The problem
Pull every line with "should" from the material.

Supplied material

────────────────

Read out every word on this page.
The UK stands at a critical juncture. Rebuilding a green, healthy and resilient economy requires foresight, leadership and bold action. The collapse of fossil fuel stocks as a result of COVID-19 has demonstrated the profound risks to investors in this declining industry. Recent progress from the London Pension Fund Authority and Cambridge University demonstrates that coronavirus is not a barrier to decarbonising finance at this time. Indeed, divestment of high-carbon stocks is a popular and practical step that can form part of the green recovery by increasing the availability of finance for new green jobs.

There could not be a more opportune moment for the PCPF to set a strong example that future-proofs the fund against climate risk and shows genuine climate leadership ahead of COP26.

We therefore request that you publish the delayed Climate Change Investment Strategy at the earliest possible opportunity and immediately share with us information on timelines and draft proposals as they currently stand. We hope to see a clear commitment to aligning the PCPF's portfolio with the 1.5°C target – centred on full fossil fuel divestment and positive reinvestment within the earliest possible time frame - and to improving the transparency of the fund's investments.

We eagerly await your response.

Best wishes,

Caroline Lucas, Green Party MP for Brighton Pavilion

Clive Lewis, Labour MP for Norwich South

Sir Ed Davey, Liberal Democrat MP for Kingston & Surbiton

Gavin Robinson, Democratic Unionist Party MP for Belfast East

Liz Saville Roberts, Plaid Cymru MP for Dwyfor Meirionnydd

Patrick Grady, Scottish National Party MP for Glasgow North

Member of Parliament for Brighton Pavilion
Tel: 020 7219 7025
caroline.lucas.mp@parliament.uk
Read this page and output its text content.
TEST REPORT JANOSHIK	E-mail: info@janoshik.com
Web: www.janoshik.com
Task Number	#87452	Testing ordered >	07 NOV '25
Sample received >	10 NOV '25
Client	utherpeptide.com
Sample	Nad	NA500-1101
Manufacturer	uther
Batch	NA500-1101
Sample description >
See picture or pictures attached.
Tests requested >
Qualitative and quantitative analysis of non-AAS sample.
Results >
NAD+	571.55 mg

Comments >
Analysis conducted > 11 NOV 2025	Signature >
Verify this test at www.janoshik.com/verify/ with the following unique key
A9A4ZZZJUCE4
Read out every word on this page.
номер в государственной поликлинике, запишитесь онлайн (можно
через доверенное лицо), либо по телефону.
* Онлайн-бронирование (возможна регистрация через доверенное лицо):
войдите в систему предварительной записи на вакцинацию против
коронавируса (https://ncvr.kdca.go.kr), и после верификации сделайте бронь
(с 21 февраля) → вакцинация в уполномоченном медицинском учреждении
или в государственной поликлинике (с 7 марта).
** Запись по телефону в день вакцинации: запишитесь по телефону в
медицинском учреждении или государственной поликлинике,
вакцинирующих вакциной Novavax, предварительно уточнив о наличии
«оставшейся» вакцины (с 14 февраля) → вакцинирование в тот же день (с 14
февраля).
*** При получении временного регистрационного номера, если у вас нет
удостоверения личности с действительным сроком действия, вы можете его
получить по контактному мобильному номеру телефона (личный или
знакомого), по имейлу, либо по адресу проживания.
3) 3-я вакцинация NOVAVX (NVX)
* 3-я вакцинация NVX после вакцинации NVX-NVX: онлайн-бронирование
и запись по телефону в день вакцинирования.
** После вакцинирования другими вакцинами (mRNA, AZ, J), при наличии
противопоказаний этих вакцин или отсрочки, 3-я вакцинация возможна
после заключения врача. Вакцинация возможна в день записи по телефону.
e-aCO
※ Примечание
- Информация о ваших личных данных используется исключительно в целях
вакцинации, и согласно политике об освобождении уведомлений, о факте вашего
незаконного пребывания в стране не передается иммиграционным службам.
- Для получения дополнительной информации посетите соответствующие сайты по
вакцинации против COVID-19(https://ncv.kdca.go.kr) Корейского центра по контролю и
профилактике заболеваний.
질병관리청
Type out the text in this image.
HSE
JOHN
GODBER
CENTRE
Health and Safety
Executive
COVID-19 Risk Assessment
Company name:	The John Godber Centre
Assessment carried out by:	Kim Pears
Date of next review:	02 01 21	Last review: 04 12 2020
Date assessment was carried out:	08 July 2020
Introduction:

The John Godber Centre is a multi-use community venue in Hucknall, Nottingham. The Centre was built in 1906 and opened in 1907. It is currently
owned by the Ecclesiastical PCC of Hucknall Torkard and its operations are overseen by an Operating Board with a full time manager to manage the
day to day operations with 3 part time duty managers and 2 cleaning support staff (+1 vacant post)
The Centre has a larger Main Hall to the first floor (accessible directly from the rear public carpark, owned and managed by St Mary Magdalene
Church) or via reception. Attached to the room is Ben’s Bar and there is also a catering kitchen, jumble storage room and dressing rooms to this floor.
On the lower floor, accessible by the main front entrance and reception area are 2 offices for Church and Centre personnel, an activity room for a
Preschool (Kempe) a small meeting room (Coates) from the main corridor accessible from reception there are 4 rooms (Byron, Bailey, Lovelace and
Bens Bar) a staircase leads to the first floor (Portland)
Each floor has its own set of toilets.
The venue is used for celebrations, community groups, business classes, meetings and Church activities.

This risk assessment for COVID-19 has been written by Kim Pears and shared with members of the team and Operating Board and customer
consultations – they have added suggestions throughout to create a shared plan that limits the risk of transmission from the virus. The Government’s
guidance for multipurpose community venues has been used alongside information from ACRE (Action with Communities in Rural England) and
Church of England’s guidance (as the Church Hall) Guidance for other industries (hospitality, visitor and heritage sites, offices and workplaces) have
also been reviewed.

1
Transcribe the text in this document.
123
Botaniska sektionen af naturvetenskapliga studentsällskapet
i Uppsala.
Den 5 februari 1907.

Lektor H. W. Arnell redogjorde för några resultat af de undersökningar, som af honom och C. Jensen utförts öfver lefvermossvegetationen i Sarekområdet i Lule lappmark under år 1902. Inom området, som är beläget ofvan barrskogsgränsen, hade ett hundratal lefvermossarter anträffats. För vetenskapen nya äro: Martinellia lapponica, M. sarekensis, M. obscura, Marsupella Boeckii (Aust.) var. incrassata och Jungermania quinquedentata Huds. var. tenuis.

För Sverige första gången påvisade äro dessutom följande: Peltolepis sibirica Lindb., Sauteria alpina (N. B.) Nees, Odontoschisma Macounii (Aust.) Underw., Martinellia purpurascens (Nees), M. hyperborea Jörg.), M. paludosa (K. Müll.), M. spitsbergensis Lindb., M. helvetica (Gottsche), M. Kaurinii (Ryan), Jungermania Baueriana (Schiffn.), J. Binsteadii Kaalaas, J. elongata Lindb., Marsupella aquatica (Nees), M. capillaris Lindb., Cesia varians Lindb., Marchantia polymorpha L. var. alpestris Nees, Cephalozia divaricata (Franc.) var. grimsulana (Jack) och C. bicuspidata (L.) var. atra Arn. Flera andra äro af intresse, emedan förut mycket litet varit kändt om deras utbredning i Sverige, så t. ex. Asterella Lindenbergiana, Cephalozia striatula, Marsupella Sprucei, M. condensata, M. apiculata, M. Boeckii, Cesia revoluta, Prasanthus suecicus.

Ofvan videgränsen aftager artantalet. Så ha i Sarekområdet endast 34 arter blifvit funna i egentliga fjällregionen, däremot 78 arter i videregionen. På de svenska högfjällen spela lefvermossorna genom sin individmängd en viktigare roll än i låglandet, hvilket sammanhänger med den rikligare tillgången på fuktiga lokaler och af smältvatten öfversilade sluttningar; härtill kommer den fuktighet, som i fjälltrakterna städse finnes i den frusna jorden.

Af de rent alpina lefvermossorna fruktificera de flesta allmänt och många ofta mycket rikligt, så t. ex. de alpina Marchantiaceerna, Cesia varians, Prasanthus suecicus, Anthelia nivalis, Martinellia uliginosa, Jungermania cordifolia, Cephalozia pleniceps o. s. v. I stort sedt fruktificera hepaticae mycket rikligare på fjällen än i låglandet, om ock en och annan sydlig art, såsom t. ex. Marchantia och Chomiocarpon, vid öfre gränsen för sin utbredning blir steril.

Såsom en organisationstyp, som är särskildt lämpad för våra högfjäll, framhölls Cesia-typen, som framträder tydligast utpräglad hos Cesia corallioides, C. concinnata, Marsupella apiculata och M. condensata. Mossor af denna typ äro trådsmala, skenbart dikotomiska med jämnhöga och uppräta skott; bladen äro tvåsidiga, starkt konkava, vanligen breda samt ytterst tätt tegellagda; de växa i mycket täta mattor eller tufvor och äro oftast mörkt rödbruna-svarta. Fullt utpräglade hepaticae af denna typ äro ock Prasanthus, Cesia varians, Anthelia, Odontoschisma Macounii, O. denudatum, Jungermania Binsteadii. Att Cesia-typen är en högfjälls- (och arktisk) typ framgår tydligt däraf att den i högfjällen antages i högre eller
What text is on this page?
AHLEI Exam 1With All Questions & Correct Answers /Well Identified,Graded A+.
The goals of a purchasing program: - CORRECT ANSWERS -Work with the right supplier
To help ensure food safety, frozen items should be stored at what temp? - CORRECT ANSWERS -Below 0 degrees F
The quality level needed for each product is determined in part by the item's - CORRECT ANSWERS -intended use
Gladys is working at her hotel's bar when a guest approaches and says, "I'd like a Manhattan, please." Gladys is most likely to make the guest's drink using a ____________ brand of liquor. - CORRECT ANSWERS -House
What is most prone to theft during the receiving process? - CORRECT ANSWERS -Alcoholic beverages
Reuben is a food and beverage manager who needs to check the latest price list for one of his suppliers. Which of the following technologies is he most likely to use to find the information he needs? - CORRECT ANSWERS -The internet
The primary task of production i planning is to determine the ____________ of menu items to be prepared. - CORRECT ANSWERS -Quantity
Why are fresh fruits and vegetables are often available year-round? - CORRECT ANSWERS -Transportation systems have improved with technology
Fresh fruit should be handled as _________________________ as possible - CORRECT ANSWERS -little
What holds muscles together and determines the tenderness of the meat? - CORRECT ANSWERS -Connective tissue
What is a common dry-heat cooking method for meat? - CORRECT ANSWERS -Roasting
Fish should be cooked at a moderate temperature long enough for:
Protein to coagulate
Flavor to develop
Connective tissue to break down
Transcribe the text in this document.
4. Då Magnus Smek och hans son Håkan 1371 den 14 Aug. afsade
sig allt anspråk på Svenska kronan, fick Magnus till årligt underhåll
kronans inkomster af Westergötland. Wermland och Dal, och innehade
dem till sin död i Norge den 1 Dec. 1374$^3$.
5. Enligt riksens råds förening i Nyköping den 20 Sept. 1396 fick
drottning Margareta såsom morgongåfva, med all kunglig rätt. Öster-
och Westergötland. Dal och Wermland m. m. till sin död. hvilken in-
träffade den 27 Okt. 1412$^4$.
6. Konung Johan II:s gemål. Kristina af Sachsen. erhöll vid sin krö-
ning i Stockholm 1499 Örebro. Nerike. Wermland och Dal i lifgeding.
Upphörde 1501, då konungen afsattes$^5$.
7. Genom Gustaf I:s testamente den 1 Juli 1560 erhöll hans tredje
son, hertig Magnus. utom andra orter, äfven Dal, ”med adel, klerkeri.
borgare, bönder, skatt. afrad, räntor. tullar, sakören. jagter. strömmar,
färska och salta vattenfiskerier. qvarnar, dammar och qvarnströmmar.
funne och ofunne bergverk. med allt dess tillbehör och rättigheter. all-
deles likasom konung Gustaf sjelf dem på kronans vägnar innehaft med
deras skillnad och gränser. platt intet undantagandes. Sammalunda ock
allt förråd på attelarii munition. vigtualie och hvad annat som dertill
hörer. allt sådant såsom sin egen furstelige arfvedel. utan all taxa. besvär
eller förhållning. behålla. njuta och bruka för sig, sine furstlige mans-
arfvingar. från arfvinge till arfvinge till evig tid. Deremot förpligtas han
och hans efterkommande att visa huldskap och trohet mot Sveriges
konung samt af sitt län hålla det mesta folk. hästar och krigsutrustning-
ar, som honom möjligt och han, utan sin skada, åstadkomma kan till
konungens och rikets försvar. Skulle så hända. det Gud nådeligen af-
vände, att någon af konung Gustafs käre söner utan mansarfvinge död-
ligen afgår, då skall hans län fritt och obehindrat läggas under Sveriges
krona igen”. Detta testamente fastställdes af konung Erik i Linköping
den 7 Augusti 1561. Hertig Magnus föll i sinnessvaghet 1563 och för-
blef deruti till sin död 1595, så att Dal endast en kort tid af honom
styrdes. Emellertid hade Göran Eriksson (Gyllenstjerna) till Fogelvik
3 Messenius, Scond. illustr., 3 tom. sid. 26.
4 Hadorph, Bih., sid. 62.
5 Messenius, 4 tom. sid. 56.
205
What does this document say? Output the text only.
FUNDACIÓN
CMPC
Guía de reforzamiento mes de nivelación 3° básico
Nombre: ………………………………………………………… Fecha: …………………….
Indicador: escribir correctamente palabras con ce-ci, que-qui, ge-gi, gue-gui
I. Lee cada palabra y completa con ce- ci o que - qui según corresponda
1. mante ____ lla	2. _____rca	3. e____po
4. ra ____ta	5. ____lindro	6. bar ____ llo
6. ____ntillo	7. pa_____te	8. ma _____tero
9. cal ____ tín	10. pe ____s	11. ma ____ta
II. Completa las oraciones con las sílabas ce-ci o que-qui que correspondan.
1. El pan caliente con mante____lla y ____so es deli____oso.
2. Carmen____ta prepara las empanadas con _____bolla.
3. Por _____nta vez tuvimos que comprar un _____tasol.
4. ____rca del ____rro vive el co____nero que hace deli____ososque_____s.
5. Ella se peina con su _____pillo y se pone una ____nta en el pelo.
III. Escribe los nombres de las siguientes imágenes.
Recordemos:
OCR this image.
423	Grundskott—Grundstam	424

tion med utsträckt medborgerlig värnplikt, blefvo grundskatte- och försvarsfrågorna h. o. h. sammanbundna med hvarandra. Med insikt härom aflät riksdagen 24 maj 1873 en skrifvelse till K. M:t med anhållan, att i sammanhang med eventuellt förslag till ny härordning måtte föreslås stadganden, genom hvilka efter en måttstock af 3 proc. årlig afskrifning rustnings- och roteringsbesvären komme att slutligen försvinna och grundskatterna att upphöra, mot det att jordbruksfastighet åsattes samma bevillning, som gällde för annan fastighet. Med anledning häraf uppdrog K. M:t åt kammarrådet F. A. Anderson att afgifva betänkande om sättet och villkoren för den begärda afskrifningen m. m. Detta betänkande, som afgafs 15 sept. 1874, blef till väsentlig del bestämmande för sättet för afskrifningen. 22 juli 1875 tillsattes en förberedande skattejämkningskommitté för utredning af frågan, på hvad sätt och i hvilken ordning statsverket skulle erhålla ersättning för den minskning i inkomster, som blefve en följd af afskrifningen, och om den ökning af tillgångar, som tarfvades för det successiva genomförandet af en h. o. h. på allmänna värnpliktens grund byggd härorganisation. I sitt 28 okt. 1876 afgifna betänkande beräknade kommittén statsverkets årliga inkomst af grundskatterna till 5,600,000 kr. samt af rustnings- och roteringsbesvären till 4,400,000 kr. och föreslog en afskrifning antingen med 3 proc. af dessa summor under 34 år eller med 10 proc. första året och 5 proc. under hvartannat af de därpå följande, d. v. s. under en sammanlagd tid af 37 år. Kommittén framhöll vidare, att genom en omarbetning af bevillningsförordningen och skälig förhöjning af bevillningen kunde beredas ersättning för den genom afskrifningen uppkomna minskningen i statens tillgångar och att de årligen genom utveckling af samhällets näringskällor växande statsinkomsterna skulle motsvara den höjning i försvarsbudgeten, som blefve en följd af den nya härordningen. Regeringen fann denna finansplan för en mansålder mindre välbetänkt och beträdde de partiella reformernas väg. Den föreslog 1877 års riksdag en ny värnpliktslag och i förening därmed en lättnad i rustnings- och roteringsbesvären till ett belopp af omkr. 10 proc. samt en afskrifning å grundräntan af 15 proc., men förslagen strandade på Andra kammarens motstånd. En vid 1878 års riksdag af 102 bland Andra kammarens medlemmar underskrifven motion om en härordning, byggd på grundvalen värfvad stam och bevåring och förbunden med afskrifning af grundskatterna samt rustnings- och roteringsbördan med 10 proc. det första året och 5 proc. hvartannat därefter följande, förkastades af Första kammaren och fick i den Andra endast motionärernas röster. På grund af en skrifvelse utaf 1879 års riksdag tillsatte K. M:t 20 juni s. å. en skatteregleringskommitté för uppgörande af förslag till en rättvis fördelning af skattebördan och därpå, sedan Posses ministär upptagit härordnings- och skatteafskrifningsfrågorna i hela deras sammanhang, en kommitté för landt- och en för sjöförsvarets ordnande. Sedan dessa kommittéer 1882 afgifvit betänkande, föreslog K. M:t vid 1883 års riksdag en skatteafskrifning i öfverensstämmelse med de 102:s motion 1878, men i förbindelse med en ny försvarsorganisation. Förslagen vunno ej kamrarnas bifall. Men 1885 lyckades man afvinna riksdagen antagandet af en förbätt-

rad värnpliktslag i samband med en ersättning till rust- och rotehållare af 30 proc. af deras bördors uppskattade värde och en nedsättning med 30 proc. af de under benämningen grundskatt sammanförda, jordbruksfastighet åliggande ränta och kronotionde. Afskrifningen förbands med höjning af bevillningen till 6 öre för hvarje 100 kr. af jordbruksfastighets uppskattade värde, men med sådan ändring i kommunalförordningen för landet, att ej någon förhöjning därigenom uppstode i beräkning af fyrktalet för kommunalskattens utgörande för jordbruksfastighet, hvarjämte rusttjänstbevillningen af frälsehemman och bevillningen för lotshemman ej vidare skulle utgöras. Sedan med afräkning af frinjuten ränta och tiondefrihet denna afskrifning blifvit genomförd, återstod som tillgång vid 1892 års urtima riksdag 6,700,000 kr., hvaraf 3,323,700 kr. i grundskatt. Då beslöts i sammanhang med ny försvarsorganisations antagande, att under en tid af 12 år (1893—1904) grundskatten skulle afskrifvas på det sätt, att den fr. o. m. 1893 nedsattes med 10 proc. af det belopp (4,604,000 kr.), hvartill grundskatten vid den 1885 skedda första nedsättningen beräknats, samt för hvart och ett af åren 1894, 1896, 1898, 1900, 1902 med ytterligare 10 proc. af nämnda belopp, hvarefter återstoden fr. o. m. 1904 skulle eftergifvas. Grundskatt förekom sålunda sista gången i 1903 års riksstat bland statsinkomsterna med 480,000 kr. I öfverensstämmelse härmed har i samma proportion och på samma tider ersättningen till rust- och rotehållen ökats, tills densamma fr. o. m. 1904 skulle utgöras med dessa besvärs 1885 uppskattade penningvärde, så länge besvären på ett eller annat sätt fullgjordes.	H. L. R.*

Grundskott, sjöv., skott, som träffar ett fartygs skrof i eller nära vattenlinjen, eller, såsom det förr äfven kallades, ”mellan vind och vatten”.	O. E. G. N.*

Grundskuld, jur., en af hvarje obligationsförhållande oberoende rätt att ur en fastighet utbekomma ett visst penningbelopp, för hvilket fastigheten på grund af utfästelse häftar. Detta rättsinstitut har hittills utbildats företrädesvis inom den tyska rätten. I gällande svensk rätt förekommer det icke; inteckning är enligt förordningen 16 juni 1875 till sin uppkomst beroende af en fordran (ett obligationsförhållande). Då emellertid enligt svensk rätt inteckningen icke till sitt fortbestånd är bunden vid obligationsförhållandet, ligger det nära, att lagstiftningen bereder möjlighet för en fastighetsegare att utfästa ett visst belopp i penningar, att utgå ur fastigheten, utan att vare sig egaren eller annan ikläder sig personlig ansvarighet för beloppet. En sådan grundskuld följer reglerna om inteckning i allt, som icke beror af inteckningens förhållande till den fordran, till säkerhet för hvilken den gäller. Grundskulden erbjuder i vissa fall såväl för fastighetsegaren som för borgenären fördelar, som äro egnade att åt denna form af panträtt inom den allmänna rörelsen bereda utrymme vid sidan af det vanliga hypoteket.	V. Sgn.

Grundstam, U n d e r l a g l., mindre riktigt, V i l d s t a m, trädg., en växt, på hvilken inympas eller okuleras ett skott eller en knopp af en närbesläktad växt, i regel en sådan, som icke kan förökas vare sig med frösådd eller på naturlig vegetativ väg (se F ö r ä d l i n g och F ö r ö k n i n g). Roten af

────────────────

Exercise response
To help ensure food safety, frozen items should be stored at what temp? - CORRECT ANSWERS -Below 0 degrees F
Fresh fruit should be handled as _________________________ as possible - CORRECT ANSWERS -little
Fish should be cooked at a moderate temperature long enough for:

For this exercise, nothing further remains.